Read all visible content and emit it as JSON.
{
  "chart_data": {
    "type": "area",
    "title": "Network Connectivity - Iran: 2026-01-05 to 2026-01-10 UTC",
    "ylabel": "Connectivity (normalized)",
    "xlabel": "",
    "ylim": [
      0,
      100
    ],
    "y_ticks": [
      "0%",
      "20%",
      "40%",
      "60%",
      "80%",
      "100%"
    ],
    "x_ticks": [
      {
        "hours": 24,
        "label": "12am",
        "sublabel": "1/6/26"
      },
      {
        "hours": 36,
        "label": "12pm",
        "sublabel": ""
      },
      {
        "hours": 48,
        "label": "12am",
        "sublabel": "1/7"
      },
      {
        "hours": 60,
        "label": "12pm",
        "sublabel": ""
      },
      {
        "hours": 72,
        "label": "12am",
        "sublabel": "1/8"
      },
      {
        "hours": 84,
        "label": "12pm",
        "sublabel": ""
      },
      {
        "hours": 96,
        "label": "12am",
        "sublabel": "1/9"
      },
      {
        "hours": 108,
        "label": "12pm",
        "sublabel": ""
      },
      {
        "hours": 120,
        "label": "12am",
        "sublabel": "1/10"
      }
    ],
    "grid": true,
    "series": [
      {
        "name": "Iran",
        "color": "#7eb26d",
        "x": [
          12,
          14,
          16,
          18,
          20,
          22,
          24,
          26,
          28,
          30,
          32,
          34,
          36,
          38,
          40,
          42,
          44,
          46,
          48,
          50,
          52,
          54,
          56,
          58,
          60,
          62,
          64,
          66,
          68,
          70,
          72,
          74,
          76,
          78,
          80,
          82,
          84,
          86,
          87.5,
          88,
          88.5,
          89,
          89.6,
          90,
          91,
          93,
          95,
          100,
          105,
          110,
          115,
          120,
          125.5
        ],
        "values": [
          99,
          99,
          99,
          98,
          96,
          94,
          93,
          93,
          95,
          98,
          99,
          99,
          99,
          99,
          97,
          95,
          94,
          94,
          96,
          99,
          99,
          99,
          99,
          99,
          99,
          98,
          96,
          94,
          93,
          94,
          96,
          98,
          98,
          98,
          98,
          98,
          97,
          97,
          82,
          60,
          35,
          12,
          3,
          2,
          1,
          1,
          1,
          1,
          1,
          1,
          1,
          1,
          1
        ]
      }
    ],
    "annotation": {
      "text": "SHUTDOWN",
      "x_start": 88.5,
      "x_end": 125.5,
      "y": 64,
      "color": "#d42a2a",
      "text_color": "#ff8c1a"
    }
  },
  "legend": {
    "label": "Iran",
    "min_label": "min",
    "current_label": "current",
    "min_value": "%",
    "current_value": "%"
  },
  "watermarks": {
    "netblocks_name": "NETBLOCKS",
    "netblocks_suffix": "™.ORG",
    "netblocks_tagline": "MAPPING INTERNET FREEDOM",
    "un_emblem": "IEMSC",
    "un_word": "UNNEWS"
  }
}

————

» **Written exercise**
Within the entries above, work out how many lines contain the word "Iran". The number alone is the answer.

» **Solution to this exercise**
3